Task objective: Print out every record exactly as it appears.

+===+

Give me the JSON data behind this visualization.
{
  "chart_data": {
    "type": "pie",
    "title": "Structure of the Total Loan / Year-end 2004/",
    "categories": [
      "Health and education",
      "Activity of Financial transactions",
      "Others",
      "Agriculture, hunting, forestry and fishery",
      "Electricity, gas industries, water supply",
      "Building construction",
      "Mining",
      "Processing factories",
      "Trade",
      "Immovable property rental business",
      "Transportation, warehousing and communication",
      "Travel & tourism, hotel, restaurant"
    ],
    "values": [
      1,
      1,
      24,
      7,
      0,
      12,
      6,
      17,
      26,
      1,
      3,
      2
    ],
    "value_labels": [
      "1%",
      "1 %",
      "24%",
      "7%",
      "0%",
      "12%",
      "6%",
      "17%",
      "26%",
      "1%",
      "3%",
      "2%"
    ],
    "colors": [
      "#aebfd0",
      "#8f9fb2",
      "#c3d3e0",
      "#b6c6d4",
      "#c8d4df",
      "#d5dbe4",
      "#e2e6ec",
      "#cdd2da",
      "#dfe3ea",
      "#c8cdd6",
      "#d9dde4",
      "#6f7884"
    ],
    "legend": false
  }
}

+===+

Exercise answer:
Give me the JSON data behind this visualization.
{
  "chart_data": {
    "type": "pie",
    "title": "Structure of the Total Loan / Year-end 2004/",
    "categories": [
      "Health and education",
      "Activity of Financial transactions",
      "Others",
      "Agriculture, hunting, forestry and fishery",
      "Electricity, gas industries, water supply",
      "Building construction",
      "Mining",
      "Processing factories",
      "Trade",
      "Immovable property rental business",
      "Transportation, warehousing and communication",
      "Travel & tourism, hotel, restaurant"
    ],
    "values": [
      1,
      1,
      24,
      7,
      0,
      12,
      6,
      17,
      26,
      1,
      3,
      2
    ],
    "value_labels": [
      "1%",
      "1 %",
      "24%",
      "7%",
      "0%",
      "12%",
      "6%",
      "17%",
      "26%",
      "1%",
      "3%",
      "2%"
    ],
    "colors": [
      "#aebfd0",
      "#8f9fb2",
      "#c3d3e0",
      "#b6c6d4",
      "#c8d4df",
      "#d5dbe4",
      "#e2e6ec",
      "#cdd2da",
      "#dfe3ea",
      "#c8cdd6",
      "#d9dde4",
      "#6f7884"
    ],
    "legend": false
  }
}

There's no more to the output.